**REQUIRED WORK**:
Return every entry exactly.

**INPUT FOR THIS TASK**:

----------------------------------------

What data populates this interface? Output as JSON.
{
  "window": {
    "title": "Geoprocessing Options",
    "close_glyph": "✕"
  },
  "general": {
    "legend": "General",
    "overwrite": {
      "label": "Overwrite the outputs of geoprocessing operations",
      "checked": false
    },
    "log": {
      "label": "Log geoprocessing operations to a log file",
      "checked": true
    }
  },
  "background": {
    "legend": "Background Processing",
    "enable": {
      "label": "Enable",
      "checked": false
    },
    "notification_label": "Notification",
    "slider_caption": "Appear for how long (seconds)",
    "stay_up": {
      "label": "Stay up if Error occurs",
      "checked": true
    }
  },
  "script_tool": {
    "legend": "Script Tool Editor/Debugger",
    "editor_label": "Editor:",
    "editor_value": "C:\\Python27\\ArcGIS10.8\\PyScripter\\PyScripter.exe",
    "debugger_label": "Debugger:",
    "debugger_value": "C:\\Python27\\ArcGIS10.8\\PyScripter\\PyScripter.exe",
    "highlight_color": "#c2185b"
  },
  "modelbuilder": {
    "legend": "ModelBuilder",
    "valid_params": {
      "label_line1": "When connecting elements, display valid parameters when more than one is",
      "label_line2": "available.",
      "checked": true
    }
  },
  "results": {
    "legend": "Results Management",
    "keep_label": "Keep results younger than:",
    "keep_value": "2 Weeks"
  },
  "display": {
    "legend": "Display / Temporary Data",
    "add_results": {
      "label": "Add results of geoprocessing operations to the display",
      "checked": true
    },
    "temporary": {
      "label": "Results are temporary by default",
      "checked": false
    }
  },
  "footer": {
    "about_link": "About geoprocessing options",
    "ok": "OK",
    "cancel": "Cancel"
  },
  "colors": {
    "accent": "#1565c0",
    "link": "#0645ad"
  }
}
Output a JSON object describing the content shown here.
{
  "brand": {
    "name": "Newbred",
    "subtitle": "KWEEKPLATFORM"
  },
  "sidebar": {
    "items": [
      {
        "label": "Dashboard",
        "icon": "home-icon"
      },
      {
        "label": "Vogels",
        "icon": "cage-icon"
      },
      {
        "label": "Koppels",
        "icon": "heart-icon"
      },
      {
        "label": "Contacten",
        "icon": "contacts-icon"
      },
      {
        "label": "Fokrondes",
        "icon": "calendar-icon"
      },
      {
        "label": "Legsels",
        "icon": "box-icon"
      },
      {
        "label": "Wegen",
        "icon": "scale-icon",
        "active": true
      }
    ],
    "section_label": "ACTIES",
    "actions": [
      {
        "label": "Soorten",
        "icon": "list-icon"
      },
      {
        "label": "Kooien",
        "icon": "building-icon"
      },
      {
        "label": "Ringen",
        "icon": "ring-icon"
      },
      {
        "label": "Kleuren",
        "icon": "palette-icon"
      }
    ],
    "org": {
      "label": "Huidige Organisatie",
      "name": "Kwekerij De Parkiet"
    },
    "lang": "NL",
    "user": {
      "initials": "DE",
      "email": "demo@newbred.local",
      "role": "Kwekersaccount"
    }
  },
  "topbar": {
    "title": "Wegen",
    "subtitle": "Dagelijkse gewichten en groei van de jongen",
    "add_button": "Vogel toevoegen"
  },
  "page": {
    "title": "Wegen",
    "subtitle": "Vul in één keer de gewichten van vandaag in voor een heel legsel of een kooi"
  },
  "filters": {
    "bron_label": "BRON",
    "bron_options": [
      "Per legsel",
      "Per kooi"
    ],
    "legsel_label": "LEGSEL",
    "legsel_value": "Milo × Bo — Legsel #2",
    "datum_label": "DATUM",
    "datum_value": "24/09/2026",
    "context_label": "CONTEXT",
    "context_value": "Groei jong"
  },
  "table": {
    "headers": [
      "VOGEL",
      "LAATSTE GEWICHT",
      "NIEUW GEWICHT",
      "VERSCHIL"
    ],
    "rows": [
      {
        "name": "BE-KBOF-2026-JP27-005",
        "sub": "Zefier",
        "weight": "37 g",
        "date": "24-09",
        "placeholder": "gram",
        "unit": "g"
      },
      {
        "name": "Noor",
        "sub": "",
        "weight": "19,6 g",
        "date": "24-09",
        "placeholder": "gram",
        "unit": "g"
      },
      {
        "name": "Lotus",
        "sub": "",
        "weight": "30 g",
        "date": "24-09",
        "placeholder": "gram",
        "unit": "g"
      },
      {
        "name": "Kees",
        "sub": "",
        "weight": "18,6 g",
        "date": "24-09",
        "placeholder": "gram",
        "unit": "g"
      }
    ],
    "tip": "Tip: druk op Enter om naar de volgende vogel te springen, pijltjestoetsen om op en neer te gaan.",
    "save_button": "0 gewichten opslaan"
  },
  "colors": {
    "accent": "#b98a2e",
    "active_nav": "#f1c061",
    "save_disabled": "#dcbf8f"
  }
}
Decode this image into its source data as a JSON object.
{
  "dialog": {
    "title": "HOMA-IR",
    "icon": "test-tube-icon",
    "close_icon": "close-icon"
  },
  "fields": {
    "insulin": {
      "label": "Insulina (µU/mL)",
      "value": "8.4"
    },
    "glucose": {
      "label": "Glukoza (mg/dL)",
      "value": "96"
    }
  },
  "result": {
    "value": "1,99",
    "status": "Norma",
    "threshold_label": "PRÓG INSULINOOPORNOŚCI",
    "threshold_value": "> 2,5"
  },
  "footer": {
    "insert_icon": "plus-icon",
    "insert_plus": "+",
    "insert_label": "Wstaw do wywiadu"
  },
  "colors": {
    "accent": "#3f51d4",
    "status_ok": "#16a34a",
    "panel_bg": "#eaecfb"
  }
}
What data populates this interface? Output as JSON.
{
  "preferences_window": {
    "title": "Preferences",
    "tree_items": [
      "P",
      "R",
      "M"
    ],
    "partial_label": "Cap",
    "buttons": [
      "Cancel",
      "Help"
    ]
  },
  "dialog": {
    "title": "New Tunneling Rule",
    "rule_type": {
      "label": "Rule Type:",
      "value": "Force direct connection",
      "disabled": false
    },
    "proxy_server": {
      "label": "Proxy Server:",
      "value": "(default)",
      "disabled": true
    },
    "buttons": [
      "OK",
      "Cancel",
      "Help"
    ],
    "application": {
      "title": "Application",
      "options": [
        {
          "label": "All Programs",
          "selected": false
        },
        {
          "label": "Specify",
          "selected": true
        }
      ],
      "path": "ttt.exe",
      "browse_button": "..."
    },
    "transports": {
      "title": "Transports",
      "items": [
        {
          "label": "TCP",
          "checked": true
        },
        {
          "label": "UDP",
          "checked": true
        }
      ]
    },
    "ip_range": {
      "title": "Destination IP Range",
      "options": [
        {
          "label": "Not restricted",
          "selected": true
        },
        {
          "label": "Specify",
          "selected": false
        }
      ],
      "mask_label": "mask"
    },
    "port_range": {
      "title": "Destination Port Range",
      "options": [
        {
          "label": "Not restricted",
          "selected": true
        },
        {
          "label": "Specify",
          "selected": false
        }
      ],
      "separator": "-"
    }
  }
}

----------------------------------------

**SOLUTION TO THIS TASK**:
What data populates this interface? Output as JSON.
{
  "window": {
    "title": "Geoprocessing Options",
    "close_glyph": "✕"
  },
  "general": {
    "legend": "General",
    "overwrite": {
      "label": "Overwrite the outputs of geoprocessing operations",
      "checked": false
    },
    "log": {
      "label": "Log geoprocessing operations to a log file",
      "checked": true
    }
  },
  "background": {
    "legend": "Background Processing",
    "enable": {
      "label": "Enable",
      "checked": false
    },
    "notification_label": "Notification",
    "slider_caption": "Appear for how long (seconds)",
    "stay_up": {
      "label": "Stay up if Error occurs",
      "checked": true
    }
  },
  "script_tool": {
    "legend": "Script Tool Editor/Debugger",
    "editor_label": "Editor:",
    "editor_value": "C:\\Python27\\ArcGIS10.8\\PyScripter\\PyScripter.exe",
    "debugger_label": "Debugger:",
    "debugger_value": "C:\\Python27\\ArcGIS10.8\\PyScripter\\PyScripter.exe",
    "highlight_color": "#c2185b"
  },
  "modelbuilder": {
    "legend": "ModelBuilder",
    "valid_params": {
      "label_line1": "When connecting elements, display valid parameters when more than one is",
      "label_line2": "available.",
      "checked": true
    }
  },
  "results": {
    "legend": "Results Management",
    "keep_label": "Keep results younger than:",
    "keep_value": "2 Weeks"
  },
  "display": {
    "legend": "Display / Temporary Data",
    "add_results": {
      "label": "Add results of geoprocessing operations to the display",
      "checked": true
    },
    "temporary": {
      "label": "Results are temporary by default",
      "checked": false
    }
  },
  "footer": {
    "about_link": "About geoprocessing options",
    "ok": "OK",
    "cancel": "Cancel"
  },
  "colors": {
    "accent": "#1565c0",
    "link": "#0645ad"
  }
}
Output a JSON object describing the content shown here.
{
  "brand": {
    "name": "Newbred",
    "subtitle": "KWEEKPLATFORM"
  },
  "sidebar": {
    "items": [
      {
        "label": "Dashboard",
        "icon": "home-icon"
      },
      {
        "label": "Vogels",
        "icon": "cage-icon"
      },
      {
        "label": "Koppels",
        "icon": "heart-icon"
      },
      {
        "label": "Contacten",
        "icon": "contacts-icon"
      },
      {
        "label": "Fokrondes",
        "icon": "calendar-icon"
      },
      {
        "label": "Legsels",
        "icon": "box-icon"
      },
      {
        "label": "Wegen",
        "icon": "scale-icon",
        "active": true
      }
    ],
    "section_label": "ACTIES",
    "actions": [
      {
        "label": "Soorten",
        "icon": "list-icon"
      },
      {
        "label": "Kooien",
        "icon": "building-icon"
      },
      {
        "label": "Ringen",
        "icon": "ring-icon"
      },
      {
        "label": "Kleuren",
        "icon": "palette-icon"
      }
    ],
    "org": {
      "label": "Huidige Organisatie",
      "name": "Kwekerij De Parkiet"
    },
    "lang": "NL",
    "user": {
      "initials": "DE",
      "email": "demo@newbred.local",
      "role": "Kwekersaccount"
    }
  },
  "topbar": {
    "title": "Wegen",
    "subtitle": "Dagelijkse gewichten en groei van de jongen",
    "add_button": "Vogel toevoegen"
  },
  "page": {
    "title": "Wegen",
    "subtitle": "Vul in één keer de gewichten van vandaag in voor een heel legsel of een kooi"
  },
  "filters": {
    "bron_label": "BRON",
    "bron_options": [
      "Per legsel",
      "Per kooi"
    ],
    "legsel_label": "LEGSEL",
    "legsel_value": "Milo × Bo — Legsel #2",
    "datum_label": "DATUM",
    "datum_value": "24/09/2026",
    "context_label": "CONTEXT",
    "context_value": "Groei jong"
  },
  "table": {
    "headers": [
      "VOGEL",
      "LAATSTE GEWICHT",
      "NIEUW GEWICHT",
      "VERSCHIL"
    ],
    "rows": [
      {
        "name": "BE-KBOF-2026-JP27-005",
        "sub": "Zefier",
        "weight": "37 g",
        "date": "24-09",
        "placeholder": "gram",
        "unit": "g"
      },
      {
        "name": "Noor",
        "sub": "",
        "weight": "19,6 g",
        "date": "24-09",
        "placeholder": "gram",
        "unit": "g"
      },
      {
        "name": "Lotus",
        "sub": "",
        "weight": "30 g",
        "date": "24-09",
        "placeholder": "gram",
        "unit": "g"
      },
      {
        "name": "Kees",
        "sub": "",
        "weight": "18,6 g",
        "date": "24-09",
        "placeholder": "gram",
        "unit": "g"
      }
    ],
    "tip": "Tip: druk op Enter om naar de volgende vogel te springen, pijltjestoetsen om op en neer te gaan.",
    "save_button": "0 gewichten opslaan"
  },
  "colors": {
    "accent": "#b98a2e",
    "active_nav": "#f1c061",
    "save_disabled": "#dcbf8f"
  }
}
Decode this image into its source data as a JSON object.
{
  "dialog": {
    "title": "HOMA-IR",
    "icon": "test-tube-icon",
    "close_icon": "close-icon"
  },
  "fields": {
    "insulin": {
      "label": "Insulina (µU/mL)",
      "value": "8.4"
    },
    "glucose": {
      "label": "Glukoza (mg/dL)",
      "value": "96"
    }
  },
  "result": {
    "value": "1,99",
    "status": "Norma",
    "threshold_label": "PRÓG INSULINOOPORNOŚCI",
    "threshold_value": "> 2,5"
  },
  "footer": {
    "insert_icon": "plus-icon",
    "insert_plus": "+",
    "insert_label": "Wstaw do wywiadu"
  },
  "colors": {
    "accent": "#3f51d4",
    "status_ok": "#16a34a",
    "panel_bg": "#eaecfb"
  }
}
What data populates this interface? Output as JSON.
{
  "preferences_window": {
    "title": "Preferences",
    "tree_items": [
      "P",
      "R",
      "M"
    ],
    "partial_label": "Cap",
    "buttons": [
      "Cancel",
      "Help"
    ]
  },
  "dialog": {
    "title": "New Tunneling Rule",
    "rule_type": {
      "label": "Rule Type:",
      "value": "Force direct connection",
      "disabled": false
    },
    "proxy_server": {
      "label": "Proxy Server:",
      "value": "(default)",
      "disabled": true
    },
    "buttons": [
      "OK",
      "Cancel",
      "Help"
    ],
    "application": {
      "title": "Application",
      "options": [
        {
          "label": "All Programs",
          "selected": false
        },
        {
          "label": "Specify",
          "selected": true
        }
      ],
      "path": "ttt.exe",
      "browse_button": "..."
    },
    "transports": {
      "title": "Transports",
      "items": [
        {
          "label": "TCP",
          "checked": true
        },
        {
          "label": "UDP",
          "checked": true
        }
      ]
    },
    "ip_range": {
      "title": "Destination IP Range",
      "options": [
        {
          "label": "Not restricted",
          "selected": true
        },
        {
          "label": "Specify",
          "selected": false
        }
      ],
      "mask_label": "mask"
    },
    "port_range": {
      "title": "Destination Port Range",
      "options": [
        {
          "label": "Not restricted",
          "selected": true
        },
        {
          "label": "Specify",
          "selected": false
        }
      ],
      "separator": "-"
    }
  }
}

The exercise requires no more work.